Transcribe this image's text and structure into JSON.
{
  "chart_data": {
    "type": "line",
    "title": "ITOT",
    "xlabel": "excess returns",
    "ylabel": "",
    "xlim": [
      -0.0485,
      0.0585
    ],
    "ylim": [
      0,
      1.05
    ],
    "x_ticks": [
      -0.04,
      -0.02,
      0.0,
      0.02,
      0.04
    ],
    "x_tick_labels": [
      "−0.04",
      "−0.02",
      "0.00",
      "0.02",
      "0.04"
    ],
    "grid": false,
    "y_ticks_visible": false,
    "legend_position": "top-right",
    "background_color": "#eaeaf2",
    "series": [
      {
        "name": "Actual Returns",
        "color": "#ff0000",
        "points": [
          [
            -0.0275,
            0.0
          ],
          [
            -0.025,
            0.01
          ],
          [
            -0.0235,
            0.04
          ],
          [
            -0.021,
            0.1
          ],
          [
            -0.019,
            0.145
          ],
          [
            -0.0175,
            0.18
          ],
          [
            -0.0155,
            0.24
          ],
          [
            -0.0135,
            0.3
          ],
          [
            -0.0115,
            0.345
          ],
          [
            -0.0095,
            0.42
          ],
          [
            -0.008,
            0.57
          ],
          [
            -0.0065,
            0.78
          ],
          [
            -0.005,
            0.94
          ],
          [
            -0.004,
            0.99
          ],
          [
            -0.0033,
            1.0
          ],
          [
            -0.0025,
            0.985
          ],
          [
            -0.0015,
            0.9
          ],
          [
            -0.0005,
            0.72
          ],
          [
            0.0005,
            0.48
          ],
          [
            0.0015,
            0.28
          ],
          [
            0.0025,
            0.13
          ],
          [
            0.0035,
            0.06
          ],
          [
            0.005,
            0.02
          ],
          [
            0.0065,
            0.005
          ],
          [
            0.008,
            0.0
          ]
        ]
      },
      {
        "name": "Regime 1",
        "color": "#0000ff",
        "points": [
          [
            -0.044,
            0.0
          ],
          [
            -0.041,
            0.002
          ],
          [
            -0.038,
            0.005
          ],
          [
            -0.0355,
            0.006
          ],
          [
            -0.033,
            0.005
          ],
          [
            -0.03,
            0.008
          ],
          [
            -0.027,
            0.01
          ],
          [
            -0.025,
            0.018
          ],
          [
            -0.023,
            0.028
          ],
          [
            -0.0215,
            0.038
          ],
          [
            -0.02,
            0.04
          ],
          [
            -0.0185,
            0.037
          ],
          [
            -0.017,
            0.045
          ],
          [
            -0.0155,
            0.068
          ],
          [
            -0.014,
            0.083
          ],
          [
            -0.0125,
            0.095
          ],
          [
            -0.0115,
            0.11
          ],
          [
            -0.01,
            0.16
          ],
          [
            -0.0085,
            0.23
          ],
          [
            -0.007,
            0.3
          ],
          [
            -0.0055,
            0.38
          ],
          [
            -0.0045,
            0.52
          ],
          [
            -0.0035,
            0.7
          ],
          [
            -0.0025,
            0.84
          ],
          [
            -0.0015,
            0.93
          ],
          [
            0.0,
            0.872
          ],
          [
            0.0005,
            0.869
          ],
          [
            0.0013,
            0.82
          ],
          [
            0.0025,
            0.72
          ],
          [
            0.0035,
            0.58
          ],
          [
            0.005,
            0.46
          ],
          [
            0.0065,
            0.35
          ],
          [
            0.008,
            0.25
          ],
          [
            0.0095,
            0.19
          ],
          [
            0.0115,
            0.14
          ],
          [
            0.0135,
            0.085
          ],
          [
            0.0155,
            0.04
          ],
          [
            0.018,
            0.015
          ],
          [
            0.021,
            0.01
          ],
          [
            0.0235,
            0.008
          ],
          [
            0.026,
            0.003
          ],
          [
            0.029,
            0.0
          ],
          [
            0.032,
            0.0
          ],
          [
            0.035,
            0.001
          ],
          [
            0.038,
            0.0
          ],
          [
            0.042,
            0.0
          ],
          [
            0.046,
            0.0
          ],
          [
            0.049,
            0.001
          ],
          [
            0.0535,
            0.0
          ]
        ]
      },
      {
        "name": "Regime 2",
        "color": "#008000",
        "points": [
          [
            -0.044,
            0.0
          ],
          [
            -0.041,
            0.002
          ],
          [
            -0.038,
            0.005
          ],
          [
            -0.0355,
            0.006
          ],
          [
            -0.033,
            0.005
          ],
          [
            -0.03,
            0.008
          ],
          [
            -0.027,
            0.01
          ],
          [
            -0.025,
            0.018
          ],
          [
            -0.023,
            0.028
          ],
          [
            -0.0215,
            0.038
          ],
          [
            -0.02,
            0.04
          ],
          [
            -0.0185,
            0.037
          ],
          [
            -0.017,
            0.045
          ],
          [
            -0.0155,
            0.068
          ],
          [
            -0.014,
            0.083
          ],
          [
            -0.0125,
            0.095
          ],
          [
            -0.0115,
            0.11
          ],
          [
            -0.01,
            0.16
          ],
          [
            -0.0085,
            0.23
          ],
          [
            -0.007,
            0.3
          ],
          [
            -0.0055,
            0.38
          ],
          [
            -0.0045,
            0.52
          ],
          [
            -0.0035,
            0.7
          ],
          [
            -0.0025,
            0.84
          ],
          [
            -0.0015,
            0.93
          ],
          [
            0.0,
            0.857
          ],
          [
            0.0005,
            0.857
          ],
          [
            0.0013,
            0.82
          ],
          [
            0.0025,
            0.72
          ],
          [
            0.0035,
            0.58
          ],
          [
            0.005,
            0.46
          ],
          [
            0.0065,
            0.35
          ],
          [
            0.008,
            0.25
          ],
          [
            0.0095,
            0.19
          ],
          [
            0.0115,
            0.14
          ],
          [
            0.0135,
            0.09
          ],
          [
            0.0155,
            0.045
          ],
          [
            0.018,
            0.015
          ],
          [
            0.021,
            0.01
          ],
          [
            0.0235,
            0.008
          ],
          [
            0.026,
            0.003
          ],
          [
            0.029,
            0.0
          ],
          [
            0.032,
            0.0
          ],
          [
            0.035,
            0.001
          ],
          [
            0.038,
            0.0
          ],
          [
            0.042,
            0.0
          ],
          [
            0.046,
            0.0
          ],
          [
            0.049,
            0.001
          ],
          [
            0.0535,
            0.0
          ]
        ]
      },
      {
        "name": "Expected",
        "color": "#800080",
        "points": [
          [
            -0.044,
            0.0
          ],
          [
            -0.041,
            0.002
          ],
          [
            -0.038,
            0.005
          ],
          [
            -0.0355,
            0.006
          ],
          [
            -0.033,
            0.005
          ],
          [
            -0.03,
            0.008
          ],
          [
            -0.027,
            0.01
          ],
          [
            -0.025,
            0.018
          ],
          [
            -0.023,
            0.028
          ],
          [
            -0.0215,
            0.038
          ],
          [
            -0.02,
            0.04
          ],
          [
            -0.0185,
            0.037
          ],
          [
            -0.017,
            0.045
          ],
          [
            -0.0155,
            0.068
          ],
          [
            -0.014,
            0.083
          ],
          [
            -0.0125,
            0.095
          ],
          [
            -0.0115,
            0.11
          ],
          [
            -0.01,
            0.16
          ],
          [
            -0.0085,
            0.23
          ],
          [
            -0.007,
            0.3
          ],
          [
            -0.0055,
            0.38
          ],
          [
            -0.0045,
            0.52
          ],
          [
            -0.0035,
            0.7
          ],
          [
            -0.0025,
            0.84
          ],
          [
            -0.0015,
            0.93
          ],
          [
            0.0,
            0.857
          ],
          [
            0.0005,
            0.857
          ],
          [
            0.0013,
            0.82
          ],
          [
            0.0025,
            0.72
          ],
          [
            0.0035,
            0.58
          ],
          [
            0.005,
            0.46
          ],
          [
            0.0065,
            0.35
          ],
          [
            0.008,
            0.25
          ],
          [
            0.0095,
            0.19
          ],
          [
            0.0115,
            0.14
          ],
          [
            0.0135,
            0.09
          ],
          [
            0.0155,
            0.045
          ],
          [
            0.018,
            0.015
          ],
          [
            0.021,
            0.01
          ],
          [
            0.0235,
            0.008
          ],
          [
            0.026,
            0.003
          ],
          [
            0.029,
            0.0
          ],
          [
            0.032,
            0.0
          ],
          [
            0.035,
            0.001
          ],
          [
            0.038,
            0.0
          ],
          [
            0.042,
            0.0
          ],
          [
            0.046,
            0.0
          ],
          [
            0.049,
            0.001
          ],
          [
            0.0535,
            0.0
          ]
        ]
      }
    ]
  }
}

■ ■ ■ ■ ■ ■ ■

## TASK OBJECTIVE
Pull every line containing the word "name" out of the entries above.

## SOLUTION
        "name": "Actual Returns",
        "name": "Regime 1",
        "name": "Regime 2",
        "name": "Expected",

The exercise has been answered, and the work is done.